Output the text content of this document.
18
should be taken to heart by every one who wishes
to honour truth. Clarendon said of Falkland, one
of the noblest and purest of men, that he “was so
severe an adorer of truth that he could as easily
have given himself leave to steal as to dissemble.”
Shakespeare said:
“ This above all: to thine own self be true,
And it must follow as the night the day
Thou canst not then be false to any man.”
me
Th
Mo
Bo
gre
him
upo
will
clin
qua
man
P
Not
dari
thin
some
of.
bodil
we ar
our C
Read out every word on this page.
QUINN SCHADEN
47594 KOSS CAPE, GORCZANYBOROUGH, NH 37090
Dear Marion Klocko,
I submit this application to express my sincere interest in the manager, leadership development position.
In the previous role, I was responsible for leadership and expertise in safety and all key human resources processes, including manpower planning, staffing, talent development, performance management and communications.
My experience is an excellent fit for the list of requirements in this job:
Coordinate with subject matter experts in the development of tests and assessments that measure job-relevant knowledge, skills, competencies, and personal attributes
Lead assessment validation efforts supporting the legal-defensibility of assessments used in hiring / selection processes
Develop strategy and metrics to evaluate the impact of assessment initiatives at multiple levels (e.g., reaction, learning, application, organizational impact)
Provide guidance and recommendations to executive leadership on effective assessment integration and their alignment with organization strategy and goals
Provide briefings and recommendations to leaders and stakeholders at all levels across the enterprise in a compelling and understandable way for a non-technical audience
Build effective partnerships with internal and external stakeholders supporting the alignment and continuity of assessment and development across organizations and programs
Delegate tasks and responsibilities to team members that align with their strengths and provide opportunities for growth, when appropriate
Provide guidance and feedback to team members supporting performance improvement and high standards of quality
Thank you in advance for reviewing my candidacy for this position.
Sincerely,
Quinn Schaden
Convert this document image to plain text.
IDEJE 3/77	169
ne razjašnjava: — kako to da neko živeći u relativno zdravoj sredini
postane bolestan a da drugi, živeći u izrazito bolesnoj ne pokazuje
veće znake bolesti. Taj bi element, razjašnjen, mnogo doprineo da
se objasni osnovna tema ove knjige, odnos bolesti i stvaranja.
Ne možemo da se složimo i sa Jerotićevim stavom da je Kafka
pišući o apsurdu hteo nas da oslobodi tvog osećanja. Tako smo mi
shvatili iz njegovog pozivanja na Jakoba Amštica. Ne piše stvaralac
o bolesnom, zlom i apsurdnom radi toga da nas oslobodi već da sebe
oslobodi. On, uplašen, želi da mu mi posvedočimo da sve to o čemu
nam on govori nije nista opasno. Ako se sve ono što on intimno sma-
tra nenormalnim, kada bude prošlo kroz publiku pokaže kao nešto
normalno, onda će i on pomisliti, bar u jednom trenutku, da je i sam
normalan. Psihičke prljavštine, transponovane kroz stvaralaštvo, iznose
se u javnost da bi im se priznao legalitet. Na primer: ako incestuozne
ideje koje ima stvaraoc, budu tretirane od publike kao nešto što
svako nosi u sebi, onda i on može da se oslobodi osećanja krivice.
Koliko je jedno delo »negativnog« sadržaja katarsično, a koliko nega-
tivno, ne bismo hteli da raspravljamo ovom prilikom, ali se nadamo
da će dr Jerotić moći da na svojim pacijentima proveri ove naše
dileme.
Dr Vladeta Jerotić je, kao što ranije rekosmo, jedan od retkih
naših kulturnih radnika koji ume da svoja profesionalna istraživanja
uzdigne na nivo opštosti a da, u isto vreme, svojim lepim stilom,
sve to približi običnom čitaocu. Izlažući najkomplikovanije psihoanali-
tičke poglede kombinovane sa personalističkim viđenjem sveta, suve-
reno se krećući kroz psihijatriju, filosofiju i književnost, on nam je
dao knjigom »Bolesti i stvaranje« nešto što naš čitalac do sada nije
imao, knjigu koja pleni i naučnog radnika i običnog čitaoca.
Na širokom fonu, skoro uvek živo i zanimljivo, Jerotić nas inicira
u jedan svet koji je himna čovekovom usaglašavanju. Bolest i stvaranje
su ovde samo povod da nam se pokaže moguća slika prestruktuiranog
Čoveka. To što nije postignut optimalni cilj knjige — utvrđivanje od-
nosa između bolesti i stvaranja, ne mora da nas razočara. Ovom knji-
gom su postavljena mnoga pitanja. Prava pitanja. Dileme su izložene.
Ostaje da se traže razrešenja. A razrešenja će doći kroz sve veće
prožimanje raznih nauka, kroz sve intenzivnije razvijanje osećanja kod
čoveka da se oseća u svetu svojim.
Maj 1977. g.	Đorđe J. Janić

_____

#### DIRECTION:
Within the listing above, find every line containing the string "effective" and return it.

#### FINISHED EXERCISE:
Provide guidance and recommendations to executive leadership on effective assessment integration and their alignment with organization strategy and goals
Build effective partnerships with internal and external stakeholders supporting the alignment and continuity of assessment and development across organizations and programs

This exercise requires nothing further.